Raw data:
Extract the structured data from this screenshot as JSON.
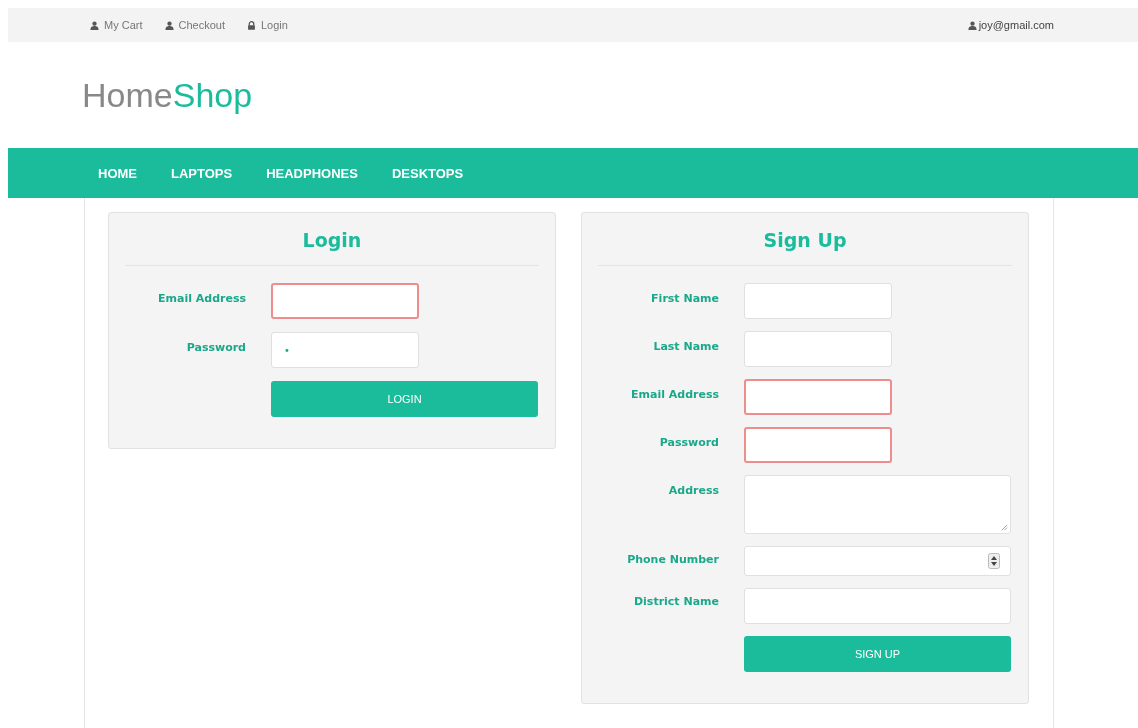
{
  "top_bar": {
    "links": [
      {
        "kind": "user",
        "label": "My Cart"
      },
      {
        "kind": "user",
        "label": "Checkout"
      },
      {
        "kind": "lock",
        "label": "Login"
      }
    ],
    "account": {
      "label": "joy@gmail.com"
    }
  },
  "logo": {
    "part_1": "Home",
    "part_2": "Shop"
  },
  "nav": {
    "items": [
      {
        "label": "HOME"
      },
      {
        "label": "LAPTOPS"
      },
      {
        "label": "HEADPHONES"
      },
      {
        "label": "DESKTOPS"
      }
    ]
  },
  "login": {
    "title": "Login",
    "fields": [
      {
        "label": "Email Address",
        "kind": "short",
        "invalid": true
      },
      {
        "label": "Password",
        "kind": "short",
        "invalid": false,
        "value": "•"
      }
    ],
    "button": "LOGIN"
  },
  "signup": {
    "title": "Sign Up",
    "fields": [
      {
        "label": "First Name",
        "kind": "short",
        "invalid": false
      },
      {
        "label": "Last Name",
        "kind": "short",
        "invalid": false
      },
      {
        "label": "Email Address",
        "kind": "short",
        "invalid": true
      },
      {
        "label": "Password",
        "kind": "short",
        "invalid": true
      },
      {
        "label": "Address",
        "kind": "textarea",
        "invalid": false
      },
      {
        "label": "Phone Number",
        "kind": "number",
        "invalid": false
      },
      {
        "label": "District Name",
        "kind": "long",
        "invalid": false
      }
    ],
    "button": "SIGN UP"
  }
}
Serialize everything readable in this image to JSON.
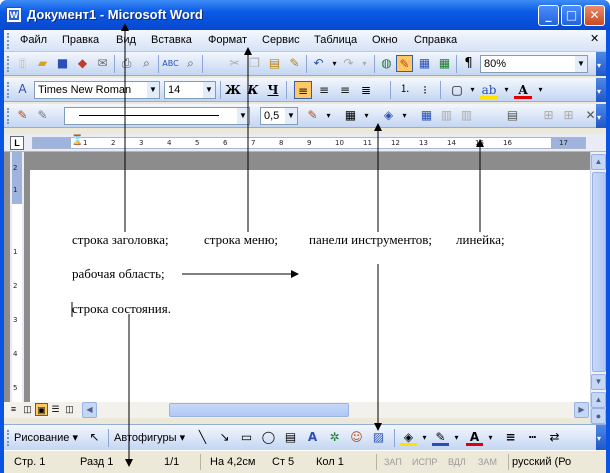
{
  "window": {
    "title": "Документ1 - Microsoft Word",
    "app_icon_letter": "W"
  },
  "menubar": {
    "items": [
      "Файл",
      "Правка",
      "Вид",
      "Вставка",
      "Формат",
      "Сервис",
      "Таблица",
      "Окно",
      "Справка"
    ]
  },
  "standard_toolbar": {
    "icons": [
      "new-document-icon",
      "open-icon",
      "save-icon",
      "permission-icon",
      "email-icon",
      "print-icon",
      "print-preview-icon",
      "spelling-icon",
      "research-icon",
      "cut-icon",
      "copy-icon",
      "paste-icon",
      "format-painter-icon",
      "undo-icon",
      "redo-icon",
      "hyperlink-icon",
      "tables-borders-icon",
      "insert-table-icon",
      "insert-excel-icon",
      "show-hide-icon"
    ],
    "zoom": "80%"
  },
  "formatting_toolbar": {
    "style_icon": "styles-icon",
    "font_name": "Times New Roman",
    "font_size": "14",
    "bold": "Ж",
    "italic": "К",
    "underline": "Ч",
    "active_alignment": "align-left"
  },
  "tables_toolbar": {
    "line_weight": "0,5"
  },
  "ruler": {
    "tab_selector": "L",
    "numbers": [
      "1",
      "2",
      "3",
      "4",
      "5",
      "6",
      "7",
      "8",
      "9",
      "10",
      "11",
      "12",
      "13",
      "14",
      "15",
      "16",
      "17"
    ],
    "vertical_numbers": [
      "2",
      "1",
      "1",
      "2",
      "3",
      "4",
      "5"
    ]
  },
  "document": {
    "lines": [
      "строка заголовка;",
      "строка меню;",
      "панели инструментов;",
      "линейка;",
      "рабочая область;",
      "строка состояния."
    ]
  },
  "drawing_toolbar": {
    "drawing_label": "Рисование ▾",
    "autoshapes_label": "Автофигуры ▾"
  },
  "statusbar": {
    "page": "Стр. 1",
    "section": "Разд 1",
    "pages": "1/1",
    "at": "На 4,2см",
    "line": "Ст 5",
    "col": "Кол 1",
    "rec": "ЗАП",
    "trk": "ИСПР",
    "ext": "ВДЛ",
    "ovr": "ЗАМ",
    "language": "русский (Ро"
  },
  "colors": {
    "titlebar": "#0a54e3",
    "toolbar": "#c4d6f2",
    "workspace": "#8c8c8c"
  }
}
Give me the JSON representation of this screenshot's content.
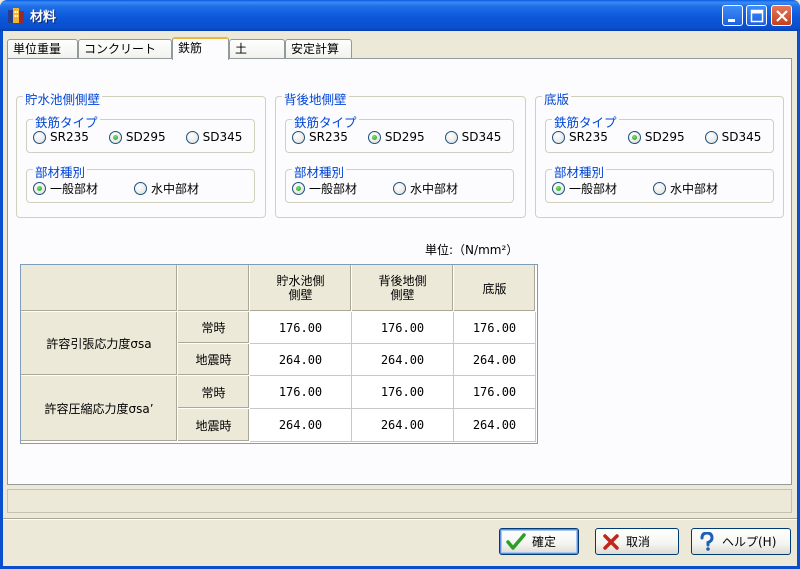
{
  "window": {
    "title": "材料",
    "icon": "building-icon"
  },
  "tabs": [
    {
      "label": "単位重量",
      "active": false
    },
    {
      "label": "コンクリート",
      "active": false
    },
    {
      "label": "鉄筋",
      "active": true
    },
    {
      "label": "土",
      "active": false
    },
    {
      "label": "安定計算",
      "active": false
    }
  ],
  "groups": [
    {
      "title": "貯水池側側壁",
      "rebar_type": {
        "title": "鉄筋タイプ",
        "options": [
          "SR235",
          "SD295",
          "SD345"
        ],
        "selected": "SD295"
      },
      "member_type": {
        "title": "部材種別",
        "options": [
          "一般部材",
          "水中部材"
        ],
        "selected": "一般部材"
      }
    },
    {
      "title": "背後地側壁",
      "rebar_type": {
        "title": "鉄筋タイプ",
        "options": [
          "SR235",
          "SD295",
          "SD345"
        ],
        "selected": "SD295"
      },
      "member_type": {
        "title": "部材種別",
        "options": [
          "一般部材",
          "水中部材"
        ],
        "selected": "一般部材"
      }
    },
    {
      "title": "底版",
      "rebar_type": {
        "title": "鉄筋タイプ",
        "options": [
          "SR235",
          "SD295",
          "SD345"
        ],
        "selected": "SD295"
      },
      "member_type": {
        "title": "部材種別",
        "options": [
          "一般部材",
          "水中部材"
        ],
        "selected": "一般部材"
      }
    }
  ],
  "unit": "単位:（N/mm²）",
  "table": {
    "columns": [
      "貯水池側\n側壁",
      "背後地側\n側壁",
      "底版"
    ],
    "rows": [
      {
        "group": "許容引張応力度σsa",
        "sub": "常時",
        "values": [
          "176.00",
          "176.00",
          "176.00"
        ]
      },
      {
        "group": "許容引張応力度σsa",
        "sub": "地震時",
        "values": [
          "264.00",
          "264.00",
          "264.00"
        ]
      },
      {
        "group": "許容圧縮応力度σsa’",
        "sub": "常時",
        "values": [
          "176.00",
          "176.00",
          "176.00"
        ]
      },
      {
        "group": "許容圧縮応力度σsa’",
        "sub": "地震時",
        "values": [
          "264.00",
          "264.00",
          "264.00"
        ]
      }
    ]
  },
  "buttons": {
    "ok": {
      "label": "確定",
      "icon": "checkmark-icon"
    },
    "cancel": {
      "label": "取消",
      "icon": "x-mark-icon"
    },
    "help": {
      "label": "ヘルプ(H)",
      "icon": "help-question-icon"
    }
  },
  "colors": {
    "titlebar": "#0a5de6",
    "group_title": "#0046d5",
    "tab_active_accent": "#f0b440"
  }
}
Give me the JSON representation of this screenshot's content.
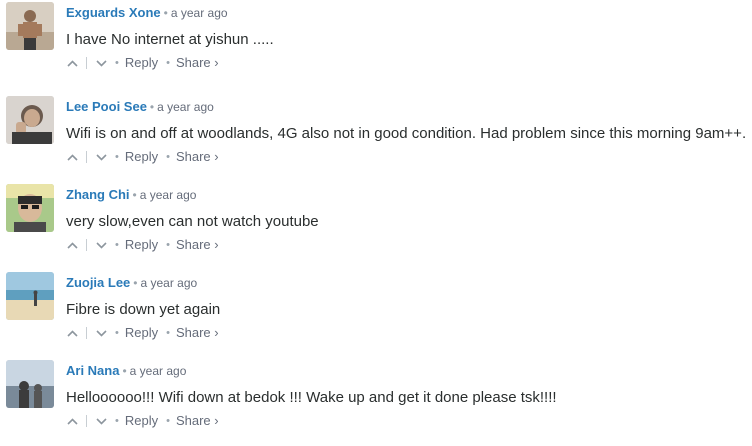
{
  "comments": [
    {
      "author": "Exguards Xone",
      "time": "a year ago",
      "text": "I have No internet at yishun .....",
      "reply_label": "Reply",
      "share_label": "Share ›"
    },
    {
      "author": "Lee Pooi See",
      "time": "a year ago",
      "text": "Wifi is on and off at woodlands, 4G also not in good condition. Had problem since this morning 9am++.",
      "reply_label": "Reply",
      "share_label": "Share ›"
    },
    {
      "author": "Zhang Chi",
      "time": "a year ago",
      "text": "very slow,even can not watch youtube",
      "reply_label": "Reply",
      "share_label": "Share ›"
    },
    {
      "author": "Zuojia Lee",
      "time": "a year ago",
      "text": "Fibre is down yet again",
      "reply_label": "Reply",
      "share_label": "Share ›"
    },
    {
      "author": "Ari Nana",
      "time": "a year ago",
      "text": "Helloooooo!!! Wifi down at bedok !!! Wake up and get it done please tsk!!!!",
      "reply_label": "Reply",
      "share_label": "Share ›"
    }
  ],
  "colors": {
    "author": "#2a7ab8",
    "meta": "#656c7a",
    "body_text": "#2a2e2e"
  },
  "icons": {
    "upvote": "chevron-up-icon",
    "downvote": "chevron-down-icon"
  }
}
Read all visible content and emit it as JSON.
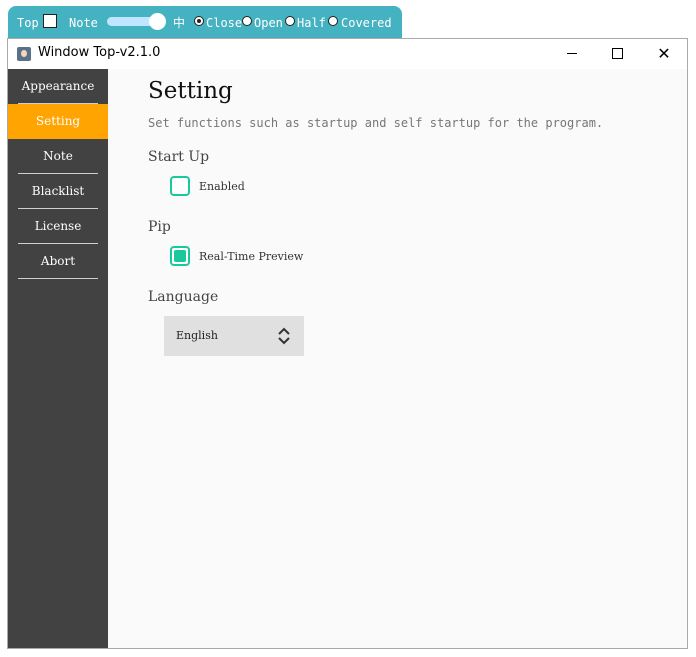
{
  "toolbar": {
    "top_label": "Top",
    "note_label": "Note",
    "lang_label": "中",
    "radio_options": [
      "Close",
      "Open",
      "Half",
      "Covered"
    ],
    "selected": "Close"
  },
  "window": {
    "title": "Window Top-v2.1.0",
    "controls": {
      "minimize": "minimize",
      "maximize": "maximize",
      "close": "close",
      "close_glyph": "✕"
    }
  },
  "sidebar": {
    "items": [
      {
        "label": "Appearance",
        "active": false
      },
      {
        "label": "Setting",
        "active": true
      },
      {
        "label": "Note",
        "active": false
      },
      {
        "label": "Blacklist",
        "active": false
      },
      {
        "label": "License",
        "active": false
      },
      {
        "label": "Abort",
        "active": false
      }
    ]
  },
  "main": {
    "title": "Setting",
    "description": "Set functions such as startup and self startup for the program.",
    "startup": {
      "heading": "Start Up",
      "label": "Enabled",
      "checked": false
    },
    "pip": {
      "heading": "Pip",
      "label": "Real-Time Preview",
      "checked": true
    },
    "language": {
      "heading": "Language",
      "value": "English"
    }
  },
  "colors": {
    "toolbar_bg": "#45b2c2",
    "sidebar_bg": "#424242",
    "accent_orange": "#ffa400",
    "accent_green": "#19c99c"
  },
  "icons": [
    "app-icon",
    "minimize-icon",
    "maximize-icon",
    "close-icon",
    "chevron-updown-icon"
  ]
}
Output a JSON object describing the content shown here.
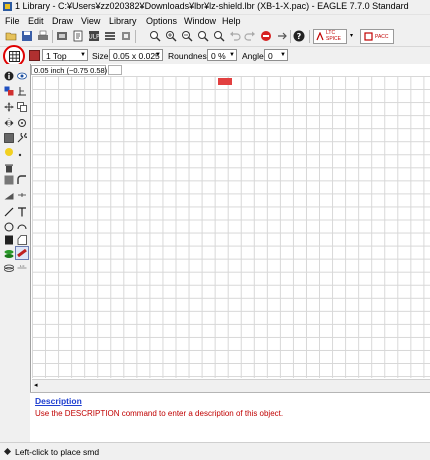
{
  "window": {
    "title": "1 Library - C:¥Users¥zz020382¥Downloads¥lbr¥lz-shield.lbr (XB-1-X.pac) - EAGLE 7.7.0 Standard"
  },
  "menu": [
    "File",
    "Edit",
    "Draw",
    "View",
    "Library",
    "Options",
    "Window",
    "Help"
  ],
  "toolbar": {
    "spice_label": "SPICE",
    "spice_top": "LTC",
    "pacc_label": "PACC"
  },
  "parameters": {
    "layer_value": "1 Top",
    "size_label": "Size:",
    "size_value": "0.05 x 0.025",
    "roundness_label": "Roundness:",
    "roundness_value": "0 %",
    "angle_label": "Angle:",
    "angle_value": "0"
  },
  "canvas": {
    "coordinate_readout": "0.05 inch (−0.75 0.58)"
  },
  "description": {
    "heading": "Description",
    "text": "Use the DESCRIPTION command to enter a description of this object."
  },
  "status": {
    "text": "Left-click to place smd"
  },
  "colors": {
    "layer_swatch": "#b03030",
    "pad": "#e24040",
    "highlight_ring": "#e00000",
    "description_heading": "#1f3fd0",
    "description_text": "#c00000"
  },
  "icons": [
    "app-icon",
    "open-icon",
    "save-icon",
    "print-icon",
    "cam-icon",
    "script-icon",
    "ulp-icon",
    "zoom-fit-icon",
    "zoom-in-icon",
    "zoom-out-icon",
    "undo-icon",
    "redo-icon",
    "stop-icon",
    "help-icon",
    "grid-icon",
    "info-icon",
    "arrow-icon"
  ]
}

Instruction: Identify the lines above with the word "startup". Copy them.

Output:
    "description": "Set functions such as startup and self startup for the program.",
    "startup": {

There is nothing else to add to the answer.